▸ **Written request**: For each line that holds "Chelsea", copy the line out.

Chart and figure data
◆ ◆ ◆

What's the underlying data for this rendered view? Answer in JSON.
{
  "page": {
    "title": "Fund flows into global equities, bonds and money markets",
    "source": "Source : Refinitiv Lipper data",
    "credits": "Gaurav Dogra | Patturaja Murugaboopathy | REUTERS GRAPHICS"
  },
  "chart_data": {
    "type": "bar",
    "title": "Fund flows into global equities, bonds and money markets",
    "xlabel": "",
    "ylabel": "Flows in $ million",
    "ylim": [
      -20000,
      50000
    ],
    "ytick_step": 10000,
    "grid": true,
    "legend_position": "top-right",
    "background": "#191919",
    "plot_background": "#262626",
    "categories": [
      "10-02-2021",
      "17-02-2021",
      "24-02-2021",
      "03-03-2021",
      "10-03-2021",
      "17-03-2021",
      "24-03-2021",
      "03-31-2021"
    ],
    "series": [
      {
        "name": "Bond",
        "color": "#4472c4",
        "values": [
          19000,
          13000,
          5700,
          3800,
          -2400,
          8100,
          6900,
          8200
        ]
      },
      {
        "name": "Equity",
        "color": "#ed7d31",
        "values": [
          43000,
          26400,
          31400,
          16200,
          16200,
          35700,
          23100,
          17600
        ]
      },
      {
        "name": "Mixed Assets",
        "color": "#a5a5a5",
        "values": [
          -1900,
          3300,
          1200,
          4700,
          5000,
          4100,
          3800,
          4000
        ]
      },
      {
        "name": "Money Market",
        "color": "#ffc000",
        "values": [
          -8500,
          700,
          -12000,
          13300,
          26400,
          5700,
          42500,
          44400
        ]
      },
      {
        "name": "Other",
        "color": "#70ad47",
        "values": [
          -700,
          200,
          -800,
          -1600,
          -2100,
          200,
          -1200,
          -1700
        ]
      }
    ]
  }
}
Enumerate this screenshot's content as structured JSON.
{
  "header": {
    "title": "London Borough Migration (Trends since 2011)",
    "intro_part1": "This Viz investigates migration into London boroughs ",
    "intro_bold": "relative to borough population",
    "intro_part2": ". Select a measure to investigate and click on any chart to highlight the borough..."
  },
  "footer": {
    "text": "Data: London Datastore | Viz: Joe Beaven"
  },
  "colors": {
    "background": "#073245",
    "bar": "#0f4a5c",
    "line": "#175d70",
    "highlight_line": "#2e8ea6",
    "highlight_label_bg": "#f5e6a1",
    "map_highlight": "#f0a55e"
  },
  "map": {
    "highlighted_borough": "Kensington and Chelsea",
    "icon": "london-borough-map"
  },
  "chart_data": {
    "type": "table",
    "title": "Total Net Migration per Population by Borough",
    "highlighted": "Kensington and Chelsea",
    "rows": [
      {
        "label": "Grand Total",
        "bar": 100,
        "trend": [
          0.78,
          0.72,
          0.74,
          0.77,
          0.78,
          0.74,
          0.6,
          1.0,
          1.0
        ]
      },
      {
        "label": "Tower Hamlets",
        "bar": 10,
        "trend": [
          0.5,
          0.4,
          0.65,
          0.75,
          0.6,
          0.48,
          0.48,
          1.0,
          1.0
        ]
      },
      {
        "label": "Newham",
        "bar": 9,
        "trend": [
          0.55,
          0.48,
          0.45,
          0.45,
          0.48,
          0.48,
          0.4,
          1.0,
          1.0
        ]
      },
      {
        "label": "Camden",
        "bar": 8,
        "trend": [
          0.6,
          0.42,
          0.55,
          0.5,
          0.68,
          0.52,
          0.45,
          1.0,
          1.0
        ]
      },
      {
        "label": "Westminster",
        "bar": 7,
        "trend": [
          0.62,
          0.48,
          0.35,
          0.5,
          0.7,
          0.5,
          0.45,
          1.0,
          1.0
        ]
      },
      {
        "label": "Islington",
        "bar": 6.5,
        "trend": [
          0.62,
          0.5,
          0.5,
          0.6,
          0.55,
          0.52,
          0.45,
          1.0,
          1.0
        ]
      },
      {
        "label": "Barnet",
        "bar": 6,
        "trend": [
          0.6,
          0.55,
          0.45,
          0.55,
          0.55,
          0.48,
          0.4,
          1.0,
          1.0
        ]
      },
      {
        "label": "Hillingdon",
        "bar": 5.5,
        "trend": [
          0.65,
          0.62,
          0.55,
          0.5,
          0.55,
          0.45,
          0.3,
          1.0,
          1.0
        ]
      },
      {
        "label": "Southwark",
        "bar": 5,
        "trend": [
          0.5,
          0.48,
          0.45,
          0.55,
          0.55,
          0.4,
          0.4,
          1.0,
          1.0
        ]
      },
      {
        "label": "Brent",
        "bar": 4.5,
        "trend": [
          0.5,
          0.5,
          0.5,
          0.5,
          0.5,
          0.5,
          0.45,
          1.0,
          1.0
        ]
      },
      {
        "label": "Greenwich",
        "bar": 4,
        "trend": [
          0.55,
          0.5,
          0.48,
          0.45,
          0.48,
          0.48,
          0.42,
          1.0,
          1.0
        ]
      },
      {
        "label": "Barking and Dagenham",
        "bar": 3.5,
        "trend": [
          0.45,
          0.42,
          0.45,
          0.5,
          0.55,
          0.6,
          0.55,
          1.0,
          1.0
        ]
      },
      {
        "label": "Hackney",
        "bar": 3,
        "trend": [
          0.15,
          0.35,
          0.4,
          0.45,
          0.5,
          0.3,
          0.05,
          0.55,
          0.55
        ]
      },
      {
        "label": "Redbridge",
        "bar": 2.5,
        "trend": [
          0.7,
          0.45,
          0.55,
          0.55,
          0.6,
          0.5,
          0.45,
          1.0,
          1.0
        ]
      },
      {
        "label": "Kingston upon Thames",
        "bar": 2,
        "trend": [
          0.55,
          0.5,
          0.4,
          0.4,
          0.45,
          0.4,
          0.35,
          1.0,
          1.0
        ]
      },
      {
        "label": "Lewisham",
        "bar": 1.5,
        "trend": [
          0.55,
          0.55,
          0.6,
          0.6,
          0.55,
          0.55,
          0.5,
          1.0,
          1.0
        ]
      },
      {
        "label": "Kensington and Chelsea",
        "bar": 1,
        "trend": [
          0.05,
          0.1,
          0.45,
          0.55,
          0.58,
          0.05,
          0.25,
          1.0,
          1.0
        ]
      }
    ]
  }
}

◆ ◆ ◆

▸ **Answer to this task**:
    "highlighted_borough": "Kensington and Chelsea",
    "highlighted": "Kensington and Chelsea",
        "label": "Kensington and Chelsea",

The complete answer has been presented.